> **STATED TASK**: Write out each line beneath this one exactly as it reads.

Records excerpted from a collection:
========================
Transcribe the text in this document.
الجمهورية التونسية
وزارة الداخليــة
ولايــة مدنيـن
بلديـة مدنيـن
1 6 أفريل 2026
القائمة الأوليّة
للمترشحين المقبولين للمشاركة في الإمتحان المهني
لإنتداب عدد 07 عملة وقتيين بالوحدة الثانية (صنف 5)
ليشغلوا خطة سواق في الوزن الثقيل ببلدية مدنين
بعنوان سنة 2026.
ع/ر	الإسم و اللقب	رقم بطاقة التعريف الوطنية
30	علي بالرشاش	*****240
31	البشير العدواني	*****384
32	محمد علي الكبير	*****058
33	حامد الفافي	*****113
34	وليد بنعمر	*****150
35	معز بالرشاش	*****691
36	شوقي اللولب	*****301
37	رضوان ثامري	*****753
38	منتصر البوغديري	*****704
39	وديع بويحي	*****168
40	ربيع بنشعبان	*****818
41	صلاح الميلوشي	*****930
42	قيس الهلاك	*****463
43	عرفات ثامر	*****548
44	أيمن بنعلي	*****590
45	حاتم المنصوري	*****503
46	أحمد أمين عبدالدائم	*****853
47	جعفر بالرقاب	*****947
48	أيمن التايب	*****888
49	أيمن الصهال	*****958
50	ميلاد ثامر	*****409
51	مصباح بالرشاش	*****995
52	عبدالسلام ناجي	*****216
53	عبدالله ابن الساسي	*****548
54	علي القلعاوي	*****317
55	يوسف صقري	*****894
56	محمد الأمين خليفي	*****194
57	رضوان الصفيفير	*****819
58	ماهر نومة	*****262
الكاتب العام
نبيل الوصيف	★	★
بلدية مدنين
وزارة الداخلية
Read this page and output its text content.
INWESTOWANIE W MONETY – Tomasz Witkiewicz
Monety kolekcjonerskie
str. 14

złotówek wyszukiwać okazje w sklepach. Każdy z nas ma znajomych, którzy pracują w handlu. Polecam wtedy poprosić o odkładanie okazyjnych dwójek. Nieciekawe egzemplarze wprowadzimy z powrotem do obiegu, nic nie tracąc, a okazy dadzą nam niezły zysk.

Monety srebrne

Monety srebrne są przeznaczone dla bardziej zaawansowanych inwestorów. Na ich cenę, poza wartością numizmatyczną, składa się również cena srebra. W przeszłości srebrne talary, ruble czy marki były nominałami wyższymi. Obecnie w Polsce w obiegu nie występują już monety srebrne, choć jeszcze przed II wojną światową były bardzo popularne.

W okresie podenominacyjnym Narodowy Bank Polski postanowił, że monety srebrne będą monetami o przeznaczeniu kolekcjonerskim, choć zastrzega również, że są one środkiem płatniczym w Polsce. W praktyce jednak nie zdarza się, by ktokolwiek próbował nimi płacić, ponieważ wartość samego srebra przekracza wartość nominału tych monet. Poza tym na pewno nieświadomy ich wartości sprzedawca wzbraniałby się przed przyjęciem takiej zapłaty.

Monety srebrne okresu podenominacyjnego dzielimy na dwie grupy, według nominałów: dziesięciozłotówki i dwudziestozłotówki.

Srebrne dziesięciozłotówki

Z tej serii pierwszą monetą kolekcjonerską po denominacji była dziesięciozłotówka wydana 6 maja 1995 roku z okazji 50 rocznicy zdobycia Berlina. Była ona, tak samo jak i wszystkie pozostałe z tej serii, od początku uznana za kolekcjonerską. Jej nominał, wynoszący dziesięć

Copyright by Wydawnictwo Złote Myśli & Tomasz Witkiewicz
========================
> **SOLUTION**:
Transcribe the text in this document.
الجمهورية التونسية
وزارة الداخليــة
ولايــة مدنيـن
بلديـة مدنيـن
1 6 أفريل 2026
القائمة الأوليّة
للمترشحين المقبولين للمشاركة في الإمتحان المهني
لإنتداب عدد 07 عملة وقتيين بالوحدة الثانية (صنف 5)
ليشغلوا خطة سواق في الوزن الثقيل ببلدية مدنين
بعنوان سنة 2026.
ع/ر	الإسم و اللقب	رقم بطاقة التعريف الوطنية
30	علي بالرشاش	*****240
31	البشير العدواني	*****384
32	محمد علي الكبير	*****058
33	حامد الفافي	*****113
34	وليد بنعمر	*****150
35	معز بالرشاش	*****691
36	شوقي اللولب	*****301
37	رضوان ثامري	*****753
38	منتصر البوغديري	*****704
39	وديع بويحي	*****168
40	ربيع بنشعبان	*****818
41	صلاح الميلوشي	*****930
42	قيس الهلاك	*****463
43	عرفات ثامر	*****548
44	أيمن بنعلي	*****590
45	حاتم المنصوري	*****503
46	أحمد أمين عبدالدائم	*****853
47	جعفر بالرقاب	*****947
48	أيمن التايب	*****888
49	أيمن الصهال	*****958
50	ميلاد ثامر	*****409
51	مصباح بالرشاش	*****995
52	عبدالسلام ناجي	*****216
53	عبدالله ابن الساسي	*****548
54	علي القلعاوي	*****317
55	يوسف صقري	*****894
56	محمد الأمين خليفي	*****194
57	رضوان الصفيفير	*****819
58	ماهر نومة	*****262
الكاتب العام
نبيل الوصيف	★	★
بلدية مدنين
وزارة الداخلية
Read this page and output its text content.
INWESTOWANIE W MONETY – Tomasz Witkiewicz
Monety kolekcjonerskie
str. 14

złotówek wyszukiwać okazje w sklepach. Każdy z nas ma znajomych, którzy pracują w handlu. Polecam wtedy poprosić o odkładanie okazyjnych dwójek. Nieciekawe egzemplarze wprowadzimy z powrotem do obiegu, nic nie tracąc, a okazy dadzą nam niezły zysk.

Monety srebrne

Monety srebrne są przeznaczone dla bardziej zaawansowanych inwestorów. Na ich cenę, poza wartością numizmatyczną, składa się również cena srebra. W przeszłości srebrne talary, ruble czy marki były nominałami wyższymi. Obecnie w Polsce w obiegu nie występują już monety srebrne, choć jeszcze przed II wojną światową były bardzo popularne.

W okresie podenominacyjnym Narodowy Bank Polski postanowił, że monety srebrne będą monetami o przeznaczeniu kolekcjonerskim, choć zastrzega również, że są one środkiem płatniczym w Polsce. W praktyce jednak nie zdarza się, by ktokolwiek próbował nimi płacić, ponieważ wartość samego srebra przekracza wartość nominału tych monet. Poza tym na pewno nieświadomy ich wartości sprzedawca wzbraniałby się przed przyjęciem takiej zapłaty.

Monety srebrne okresu podenominacyjnego dzielimy na dwie grupy, według nominałów: dziesięciozłotówki i dwudziestozłotówki.

Srebrne dziesięciozłotówki

Z tej serii pierwszą monetą kolekcjonerską po denominacji była dziesięciozłotówka wydana 6 maja 1995 roku z okazji 50 rocznicy zdobycia Berlina. Była ona, tak samo jak i wszystkie pozostałe z tej serii, od początku uznana za kolekcjonerską. Jej nominał, wynoszący dziesięć

Copyright by Wydawnictwo Złote Myśli & Tomasz Witkiewicz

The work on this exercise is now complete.